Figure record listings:

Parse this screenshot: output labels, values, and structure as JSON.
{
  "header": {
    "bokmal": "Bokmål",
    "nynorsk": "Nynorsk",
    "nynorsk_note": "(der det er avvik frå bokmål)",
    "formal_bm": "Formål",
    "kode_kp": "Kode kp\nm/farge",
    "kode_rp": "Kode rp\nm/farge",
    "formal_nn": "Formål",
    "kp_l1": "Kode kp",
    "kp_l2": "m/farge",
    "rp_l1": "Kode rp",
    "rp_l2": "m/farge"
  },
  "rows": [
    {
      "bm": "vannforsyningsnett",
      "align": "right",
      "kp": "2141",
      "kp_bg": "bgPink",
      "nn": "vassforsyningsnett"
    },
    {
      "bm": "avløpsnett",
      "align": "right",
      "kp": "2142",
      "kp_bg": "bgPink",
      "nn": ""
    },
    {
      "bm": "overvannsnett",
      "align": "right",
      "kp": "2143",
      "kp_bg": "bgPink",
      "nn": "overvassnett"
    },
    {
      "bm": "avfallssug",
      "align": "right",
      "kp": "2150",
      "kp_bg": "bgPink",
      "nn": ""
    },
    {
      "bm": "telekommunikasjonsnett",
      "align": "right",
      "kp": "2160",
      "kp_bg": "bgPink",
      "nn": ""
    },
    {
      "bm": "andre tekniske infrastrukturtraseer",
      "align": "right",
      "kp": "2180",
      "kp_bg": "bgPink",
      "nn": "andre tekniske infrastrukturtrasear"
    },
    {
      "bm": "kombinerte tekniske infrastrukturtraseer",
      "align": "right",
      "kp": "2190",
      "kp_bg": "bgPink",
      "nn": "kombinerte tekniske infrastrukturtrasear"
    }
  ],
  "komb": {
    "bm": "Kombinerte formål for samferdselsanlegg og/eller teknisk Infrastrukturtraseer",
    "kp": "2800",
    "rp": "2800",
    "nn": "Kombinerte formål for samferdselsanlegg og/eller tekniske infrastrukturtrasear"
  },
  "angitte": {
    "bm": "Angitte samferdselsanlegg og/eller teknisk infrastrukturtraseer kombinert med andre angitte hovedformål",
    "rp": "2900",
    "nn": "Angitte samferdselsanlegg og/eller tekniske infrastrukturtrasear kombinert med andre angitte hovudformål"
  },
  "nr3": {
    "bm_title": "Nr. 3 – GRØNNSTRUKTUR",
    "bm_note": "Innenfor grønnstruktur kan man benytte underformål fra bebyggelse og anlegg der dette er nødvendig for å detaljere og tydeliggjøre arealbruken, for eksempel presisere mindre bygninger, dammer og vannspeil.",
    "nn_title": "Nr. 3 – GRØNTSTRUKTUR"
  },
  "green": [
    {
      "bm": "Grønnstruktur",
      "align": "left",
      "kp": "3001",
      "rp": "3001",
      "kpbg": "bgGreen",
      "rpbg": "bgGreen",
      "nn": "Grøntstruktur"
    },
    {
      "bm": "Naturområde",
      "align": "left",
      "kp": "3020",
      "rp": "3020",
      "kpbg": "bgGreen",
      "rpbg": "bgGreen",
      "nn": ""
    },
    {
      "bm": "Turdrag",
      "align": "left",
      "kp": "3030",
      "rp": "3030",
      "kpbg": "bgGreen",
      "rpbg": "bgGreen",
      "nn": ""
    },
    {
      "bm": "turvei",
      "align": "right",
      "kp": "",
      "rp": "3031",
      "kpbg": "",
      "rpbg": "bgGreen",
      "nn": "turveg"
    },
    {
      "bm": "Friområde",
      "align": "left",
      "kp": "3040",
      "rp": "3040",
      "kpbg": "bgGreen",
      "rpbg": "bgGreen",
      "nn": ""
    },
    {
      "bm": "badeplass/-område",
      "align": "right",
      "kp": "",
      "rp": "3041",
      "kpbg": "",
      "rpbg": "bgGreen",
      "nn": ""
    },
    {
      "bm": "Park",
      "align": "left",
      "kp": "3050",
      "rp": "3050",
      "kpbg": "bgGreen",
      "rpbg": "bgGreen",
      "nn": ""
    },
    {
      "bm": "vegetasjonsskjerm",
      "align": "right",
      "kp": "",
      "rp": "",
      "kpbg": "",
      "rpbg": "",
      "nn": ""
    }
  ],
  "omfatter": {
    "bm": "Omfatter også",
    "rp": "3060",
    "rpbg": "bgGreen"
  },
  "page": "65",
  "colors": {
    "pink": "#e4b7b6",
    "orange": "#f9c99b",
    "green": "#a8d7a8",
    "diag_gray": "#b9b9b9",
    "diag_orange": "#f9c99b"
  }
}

**The problem:** Quote all of the entries exactly as they appear.

**Answer to this exercise:**
Parse this screenshot: output labels, values, and structure as JSON.
{
  "header": {
    "bokmal": "Bokmål",
    "nynorsk": "Nynorsk",
    "nynorsk_note": "(der det er avvik frå bokmål)",
    "formal_bm": "Formål",
    "kode_kp": "Kode kp\nm/farge",
    "kode_rp": "Kode rp\nm/farge",
    "formal_nn": "Formål",
    "kp_l1": "Kode kp",
    "kp_l2": "m/farge",
    "rp_l1": "Kode rp",
    "rp_l2": "m/farge"
  },
  "rows": [
    {
      "bm": "vannforsyningsnett",
      "align": "right",
      "kp": "2141",
      "kp_bg": "bgPink",
      "nn": "vassforsyningsnett"
    },
    {
      "bm": "avløpsnett",
      "align": "right",
      "kp": "2142",
      "kp_bg": "bgPink",
      "nn": ""
    },
    {
      "bm": "overvannsnett",
      "align": "right",
      "kp": "2143",
      "kp_bg": "bgPink",
      "nn": "overvassnett"
    },
    {
      "bm": "avfallssug",
      "align": "right",
      "kp": "2150",
      "kp_bg": "bgPink",
      "nn": ""
    },
    {
      "bm": "telekommunikasjonsnett",
      "align": "right",
      "kp": "2160",
      "kp_bg": "bgPink",
      "nn": ""
    },
    {
      "bm": "andre tekniske infrastrukturtraseer",
      "align": "right",
      "kp": "2180",
      "kp_bg": "bgPink",
      "nn": "andre tekniske infrastrukturtrasear"
    },
    {
      "bm": "kombinerte tekniske infrastrukturtraseer",
      "align": "right",
      "kp": "2190",
      "kp_bg": "bgPink",
      "nn": "kombinerte tekniske infrastrukturtrasear"
    }
  ],
  "komb": {
    "bm": "Kombinerte formål for samferdselsanlegg og/eller teknisk Infrastrukturtraseer",
    "kp": "2800",
    "rp": "2800",
    "nn": "Kombinerte formål for samferdselsanlegg og/eller tekniske infrastrukturtrasear"
  },
  "angitte": {
    "bm": "Angitte samferdselsanlegg og/eller teknisk infrastrukturtraseer kombinert med andre angitte hovedformål",
    "rp": "2900",
    "nn": "Angitte samferdselsanlegg og/eller tekniske infrastrukturtrasear kombinert med andre angitte hovudformål"
  },
  "nr3": {
    "bm_title": "Nr. 3 – GRØNNSTRUKTUR",
    "bm_note": "Innenfor grønnstruktur kan man benytte underformål fra bebyggelse og anlegg der dette er nødvendig for å detaljere og tydeliggjøre arealbruken, for eksempel presisere mindre bygninger, dammer og vannspeil.",
    "nn_title": "Nr. 3 – GRØNTSTRUKTUR"
  },
  "green": [
    {
      "bm": "Grønnstruktur",
      "align": "left",
      "kp": "3001",
      "rp": "3001",
      "kpbg": "bgGreen",
      "rpbg": "bgGreen",
      "nn": "Grøntstruktur"
    },
    {
      "bm": "Naturområde",
      "align": "left",
      "kp": "3020",
      "rp": "3020",
      "kpbg": "bgGreen",
      "rpbg": "bgGreen",
      "nn": ""
    },
    {
      "bm": "Turdrag",
      "align": "left",
      "kp": "3030",
      "rp": "3030",
      "kpbg": "bgGreen",
      "rpbg": "bgGreen",
      "nn": ""
    },
    {
      "bm": "turvei",
      "align": "right",
      "kp": "",
      "rp": "3031",
      "kpbg": "",
      "rpbg": "bgGreen",
      "nn": "turveg"
    },
    {
      "bm": "Friområde",
      "align": "left",
      "kp": "3040",
      "rp": "3040",
      "kpbg": "bgGreen",
      "rpbg": "bgGreen",
      "nn": ""
    },
    {
      "bm": "badeplass/-område",
      "align": "right",
      "kp": "",
      "rp": "3041",
      "kpbg": "",
      "rpbg": "bgGreen",
      "nn": ""
    },
    {
      "bm": "Park",
      "align": "left",
      "kp": "3050",
      "rp": "3050",
      "kpbg": "bgGreen",
      "rpbg": "bgGreen",
      "nn": ""
    },
    {
      "bm": "vegetasjonsskjerm",
      "align": "right",
      "kp": "",
      "rp": "",
      "kpbg": "",
      "rpbg": "",
      "nn": ""
    }
  ],
  "omfatter": {
    "bm": "Omfatter også",
    "rp": "3060",
    "rpbg": "bgGreen"
  },
  "page": "65",
  "colors": {
    "pink": "#e4b7b6",
    "orange": "#f9c99b",
    "green": "#a8d7a8",
    "diag_gray": "#b9b9b9",
    "diag_orange": "#f9c99b"
  }
}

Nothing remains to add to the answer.